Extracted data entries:
————

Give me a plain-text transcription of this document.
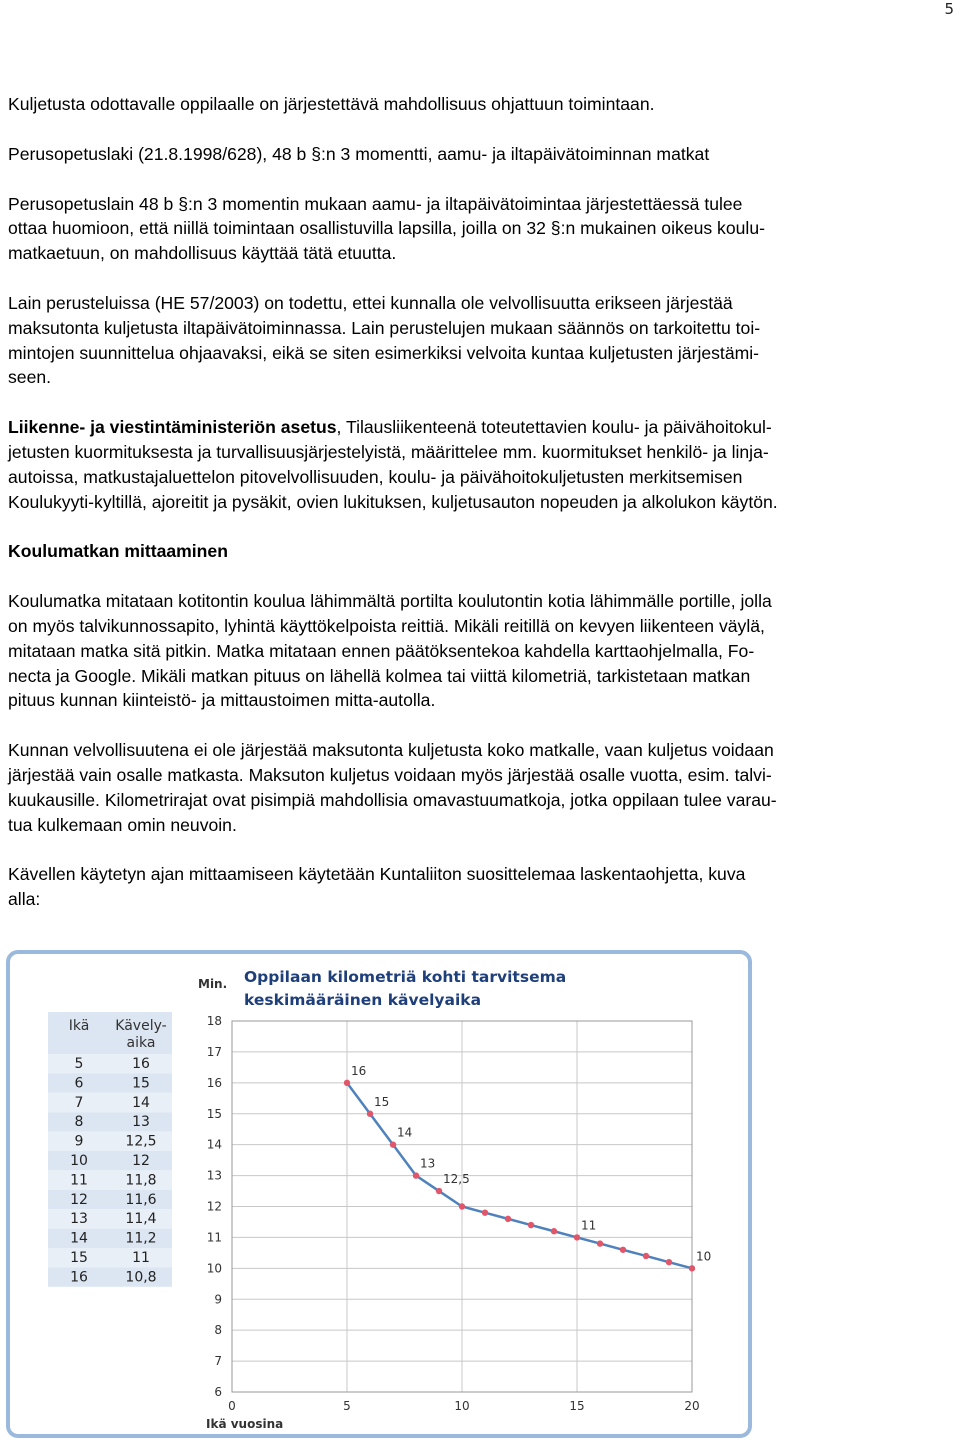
5

Kuljetusta odottavalle oppilaalle on järjestettävä mahdollisuus ohjattuun toimintaan.

Perusopetuslaki (21.8.1998/628), 48 b §:n 3 momentti, aamu- ja iltapäivätoiminnan matkat

Perusopetuslain 48 b §:n 3 momentin mukaan aamu- ja iltapäivätoimintaa järjestettäessä tulee

ottaa huomioon, että niillä toimintaan osallistuvilla lapsilla, joilla on 32 §:n mukainen oikeus koulu-

matkaetuun, on mahdollisuus käyttää tätä etuutta.

Lain perusteluissa (HE 57/2003) on todettu, ettei kunnalla ole velvollisuutta erikseen järjestää

maksutonta kuljetusta iltapäivätoiminnassa. Lain perustelujen mukaan säännös on tarkoitettu toi-

mintojen suunnittelua ohjaavaksi, eikä se siten esimerkiksi velvoita kuntaa kuljetusten järjestämi-

seen.

Liikenne- ja viestintäministeriön asetus, Tilausliikenteenä toteutettavien koulu- ja päivähoitokul-

jetusten kuormituksesta ja turvallisuusjärjestelyistä, määrittelee mm. kuormitukset henkilö- ja linja-

autoissa, matkustajaluettelon pitovelvollisuuden, koulu- ja päivähoitokuljetusten merkitsemisen

Koulukyyti-kyltillä, ajoreitit ja pysäkit, ovien lukituksen, kuljetusauton nopeuden ja alkolukon käytön.

Koulumatkan mittaaminen

Koulumatka mitataan kotitontin koulua lähimmältä portilta koulutontin kotia lähimmälle portille, jolla

on myös talvikunnossapito, lyhintä käyttökelpoista reittiä. Mikäli reitillä on kevyen liikenteen väylä,

mitataan matka sitä pitkin. Matka mitataan ennen päätöksentekoa kahdella karttaohjelmalla, Fo-

necta ja Google. Mikäli matkan pituus on lähellä kolmea tai viittä kilometriä, tarkistetaan matkan

pituus kunnan kiinteistö- ja mittaustoimen mitta-autolla.

Kunnan velvollisuutena ei ole järjestää maksutonta kuljetusta koko matkalle, vaan kuljetus voidaan

järjestää vain osalle matkasta. Maksuton kuljetus voidaan myös järjestää osalle vuotta, esim. talvi-

kuukausille. Kilometrirajat ovat pisimpiä mahdollisia omavastuumatkoja, jotka oppilaan tulee varau-

tua kulkemaan omin neuvoin.

Kävellen käytetyn ajan mittaamiseen käytetään Kuntaliiton suosittelemaa laskentaohjetta, kuva

alla:

Ikä Kävely-
aika
5	16
6	15
7	14
8	13
9	12,5
10	12
11	11,8
12	11,6
13	11,4
14	11,2
15	11
16	10,8
Oppilaan kilometriä kohti tarvitsema
keskimääräinen kävelyaika
Min.
6
7
8
9
10
11
12
13
14
15
16
17
18
0	5	10	15	20
Ikä vuosina
16
15
14
13
12,5
11
10
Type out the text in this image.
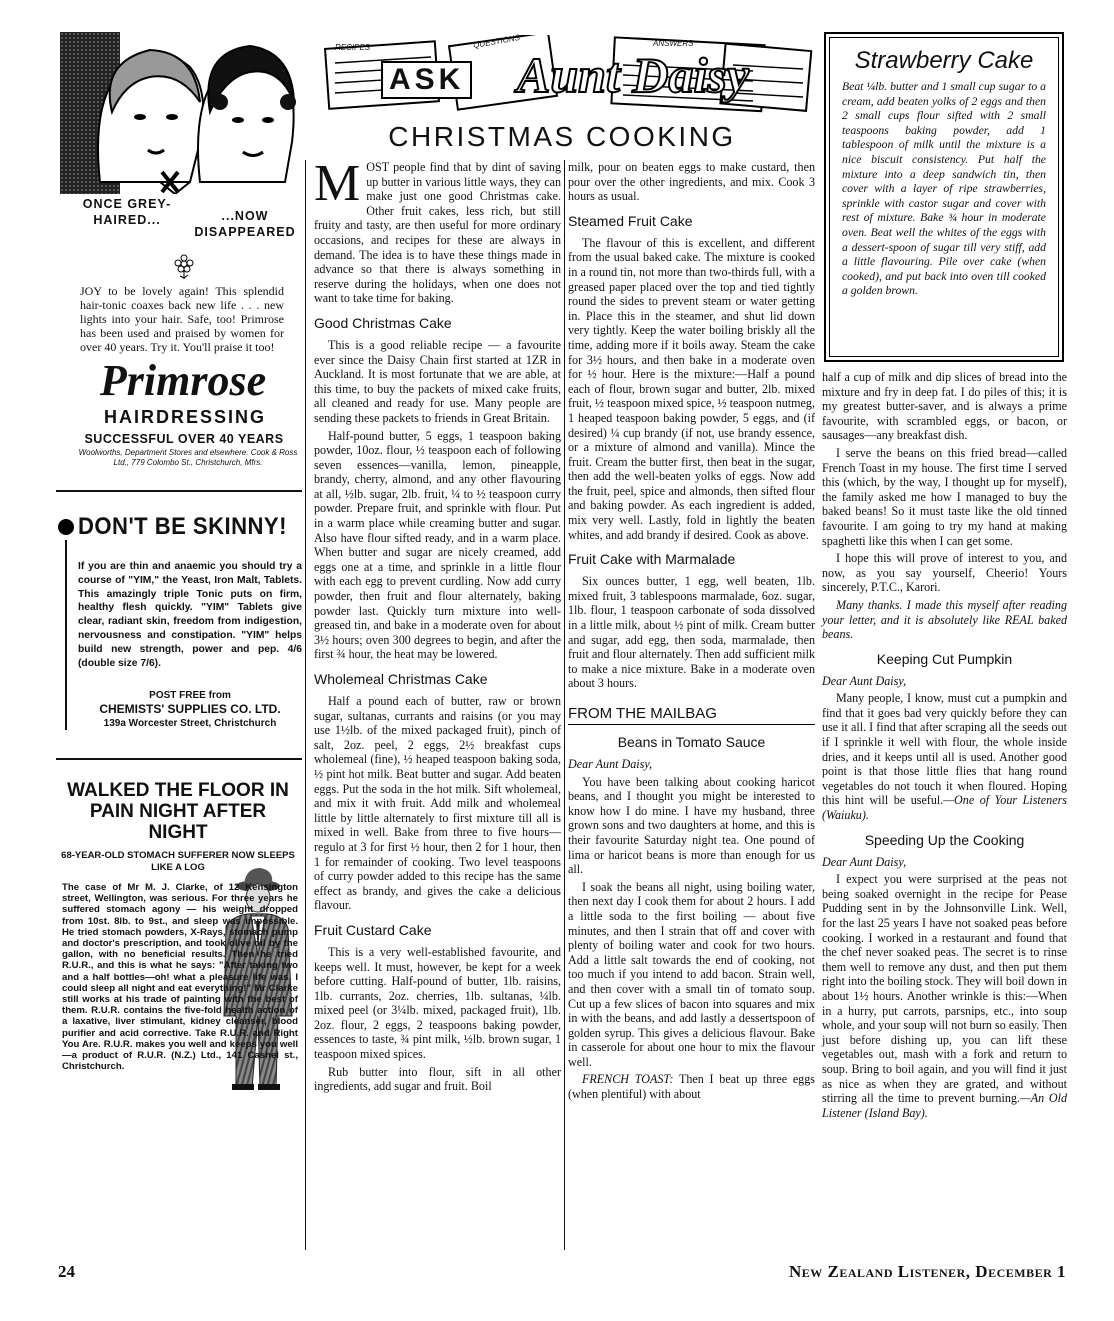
ONCE GREY-HAIRED...	...NOW DISAPPEARED
JOY to be lovely again! This splendid hair-tonic coaxes back new life . . . new lights into your hair. Safe, too! Primrose has been used and praised by women for over 40 years. Try it. You'll praise it too!
Primrose
HAIRDRESSING
SUCCESSFUL OVER 40 YEARS
Woolworths, Department Stores and elsewhere. Cook & Ross Ltd., 779 Colombo St., Christchurch, Mfrs.
DON'T BE SKINNY!
If you are thin and anaemic you should try a course of "YIM," the Yeast, Iron Malt, Tablets. This amazingly triple Tonic puts on firm, healthy flesh quickly. "YIM" Tablets give clear, radiant skin, freedom from indigestion, nervousness and constipation. "YIM" helps build new strength, power and pep. 4/6 (double size 7/6).
POST FREE from
CHEMISTS' SUPPLIES CO. LTD.
139a Worcester Street, Christchurch
WALKED THE FLOOR IN PAIN NIGHT AFTER NIGHT
68-YEAR-OLD STOMACH SUFFERER NOW SLEEPS LIKE A LOG
The case of Mr M. J. Clarke, of 12 Kensington street, Wellington, was serious. For three years he suffered stomach agony — his weight dropped from 10st. 8lb. to 9st., and sleep was impossible. He tried stomach powders, X-Rays, stomach pump and doctor's prescription, and took olive oil by the gallon, with no beneficial results. Then he tried R.U.R., and this is what he says: "After taking two and a half bottles—oh! what a pleasure life was. I could sleep all night and eat everything!" Mr Clarke still works at his trade of painting with the best of them. R.U.R. contains the five-fold health action of a laxative, liver stimulant, kidney cleanser, blood purifier and acid corrective. Take R.U.R. and Right You Are. R.U.R. makes you well and keeps you well—a product of R.U.R. (N.Z.) Ltd., 141 Cashel st., Christchurch.
RECIPES	QUESTIONS	ANSWERS
ASK	Aunt Daisy
CHRISTMAS COOKING

MOST people find that by dint of saving up butter in various little ways, they can make just one good Christmas cake. Other fruit cakes, less rich, but still fruity and tasty, are then useful for more ordinary occasions, and recipes for these are always in demand. The idea is to have these things made in advance so that there is always something in reserve during the holidays, when one does not want to take time for baking.

Good Christmas Cake

This is a good reliable recipe — a favourite ever since the Daisy Chain first started at 1ZR in Auckland. It is most fortunate that we are able, at this time, to buy the packets of mixed cake fruits, all cleaned and ready for use. Many people are sending these packets to friends in Great Britain.

Half-pound butter, 5 eggs, 1 teaspoon baking powder, 10oz. flour, ½ teaspoon each of following seven essences—vanilla, lemon, pineapple, brandy, cherry, almond, and any other flavouring at all, ½lb. sugar, 2lb. fruit, ¼ to ½ teaspoon curry powder. Prepare fruit, and sprinkle with flour. Put in a warm place while creaming butter and sugar. Also have flour sifted ready, and in a warm place. When butter and sugar are nicely creamed, add eggs one at a time, and sprinkle in a little flour with each egg to prevent curdling. Now add curry powder, then fruit and flour alternately, baking powder last. Quickly turn mixture into well-greased tin, and bake in a moderate oven for about 3½ hours; oven 300 degrees to begin, and after the first ¾ hour, the heat may be lowered.

Wholemeal Christmas Cake

Half a pound each of butter, raw or brown sugar, sultanas, currants and raisins (or you may use 1½lb. of the mixed packaged fruit), pinch of salt, 2oz. peel, 2 eggs, 2½ breakfast cups wholemeal (fine), ½ heaped teaspoon baking soda, ½ pint hot milk. Beat butter and sugar. Add beaten eggs. Put the soda in the hot milk. Sift wholemeal, and mix it with fruit. Add milk and wholemeal little by little alternately to first mixture till all is mixed in well. Bake from three to five hours—regulo at 3 for first ½ hour, then 2 for 1 hour, then 1 for remainder of cooking. Two level teaspoons of curry powder added to this recipe has the same effect as brandy, and gives the cake a delicious flavour.

Fruit Custard Cake

This is a very well-established favourite, and keeps well. It must, however, be kept for a week before cutting. Half-pound of butter, 1lb. raisins, 1lb. currants, 2oz. cherries, 1lb. sultanas, ¼lb. mixed peel (or 3¼lb. mixed, packaged fruit), 1lb. 2oz. flour, 2 eggs, 2 teaspoons baking powder, essences to taste, ¾ pint milk, ½lb. brown sugar, 1 teaspoon mixed spices.

Rub butter into flour, sift in all other ingredients, add sugar and fruit. Boil

milk, pour on beaten eggs to make custard, then pour over the other ingredients, and mix. Cook 3 hours as usual.

Steamed Fruit Cake

The flavour of this is excellent, and different from the usual baked cake. The mixture is cooked in a round tin, not more than two-thirds full, with a greased paper placed over the top and tied tightly round the sides to prevent steam or water getting in. Place this in the steamer, and shut lid down very tightly. Keep the water boiling briskly all the time, adding more if it boils away. Steam the cake for 3½ hours, and then bake in a moderate oven for ½ hour. Here is the mixture:—Half a pound each of flour, brown sugar and butter, 2lb. mixed fruit, ½ teaspoon mixed spice, ½ teaspoon nutmeg, 1 heaped teaspoon baking powder, 5 eggs, and (if desired) ¼ cup brandy (if not, use brandy essence, or a mixture of almond and vanilla). Mince the fruit. Cream the butter first, then beat in the sugar, then add the well-beaten yolks of eggs. Now add the fruit, peel, spice and almonds, then sifted flour and baking powder. As each ingredient is added, mix very well. Lastly, fold in lightly the beaten whites, and add brandy if desired. Cook as above.

Fruit Cake with Marmalade

Six ounces butter, 1 egg, well beaten, 1lb. mixed fruit, 3 tablespoons marmalade, 6oz. sugar, 1lb. flour, 1 teaspoon carbonate of soda dissolved in a little milk, about ½ pint of milk. Cream butter and sugar, add egg, then soda, marmalade, then fruit and flour alternately. Then add sufficient milk to make a nice mixture. Bake in a moderate oven about 3 hours.

FROM THE MAILBAG
Beans in Tomato Sauce

Dear Aunt Daisy,

You have been talking about cooking haricot beans, and I thought you might be interested to know how I do mine. I have my husband, three grown sons and two daughters at home, and this is their favourite Saturday night tea. One pound of lima or haricot beans is more than enough for us all.

I soak the beans all night, using boiling water, then next day I cook them for about 2 hours. I add a little soda to the first boiling — about five minutes, and then I strain that off and cover with plenty of boiling water and cook for two hours. Add a little salt towards the end of cooking, not too much if you intend to add bacon. Strain well, and then cover with a small tin of tomato soup. Cut up a few slices of bacon into squares and mix in with the beans, and add lastly a dessertspoon of golden syrup. This gives a delicious flavour. Bake in casserole for about one hour to mix the flavour well.

FRENCH TOAST: Then I beat up three eggs (when plentiful) with about

Strawberry Cake
Beat ¼lb. butter and 1 small cup sugar to a cream, add beaten yolks of 2 eggs and then 2 small cups flour sifted with 2 small teaspoons baking powder, add 1 tablespoon of milk until the mixture is a nice biscuit consistency. Put half the mixture into a deep sandwich tin, then cover with a layer of ripe strawberries, sprinkle with castor sugar and cover with rest of mixture. Bake ¾ hour in moderate oven. Beat well the whites of the eggs with a dessert-spoon of sugar till very stiff, add a little flavouring. Pile over cake (when cooked), and put back into oven till cooked a golden brown.

half a cup of milk and dip slices of bread into the mixture and fry in deep fat. I do piles of this; it is my greatest butter-saver, and is always a prime favourite, with scrambled eggs, or bacon, or sausages—any breakfast dish.

I serve the beans on this fried bread—called French Toast in my house. The first time I served this (which, by the way, I thought up for myself), the family asked me how I managed to buy the baked beans! So it must taste like the old tinned favourite. I am going to try my hand at making spaghetti like this when I can get some.

I hope this will prove of interest to you, and now, as you say yourself, Cheerio! Yours sincerely, P.T.C., Karori.

Many thanks. I made this myself after reading your letter, and it is absolutely like REAL baked beans.

Keeping Cut Pumpkin

Dear Aunt Daisy,

Many people, I know, must cut a pumpkin and find that it goes bad very quickly before they can use it all. I find that after scraping all the seeds out if I sprinkle it well with flour, the whole inside dries, and it keeps until all is used. Another good point is that those little flies that hang round vegetables do not touch it when floured. Hoping this hint will be useful.—One of Your Listeners (Waiuku).

Speeding Up the Cooking

Dear Aunt Daisy,

I expect you were surprised at the peas not being soaked overnight in the recipe for Pease Pudding sent in by the Johnsonville Link. Well, for the last 25 years I have not soaked peas before cooking. I worked in a restaurant and found that the chef never soaked peas. The secret is to rinse them well to remove any dust, and then put them right into the boiling stock. They will boil down in about 1½ hours. Another wrinkle is this:—When in a hurry, put carrots, parsnips, etc., into soup whole, and your soup will not burn so easily. Then just before dishing up, you can lift these vegetables out, mash with a fork and return to soup. Bring to boil again, and you will find it just as nice as when they are grated, and without stirring all the time to prevent burning.—An Old Listener (Island Bay).

24	New Zealand Listener, December 1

————

Collect the lines of the data that carry the word "pituus".

necta ja Google. Mikäli matkan pituus on lähellä kolmea tai viittä kilometriä, tarkistetaan matkan
pituus kunnan kiinteistö- ja mittaustoimen mitta-autolla.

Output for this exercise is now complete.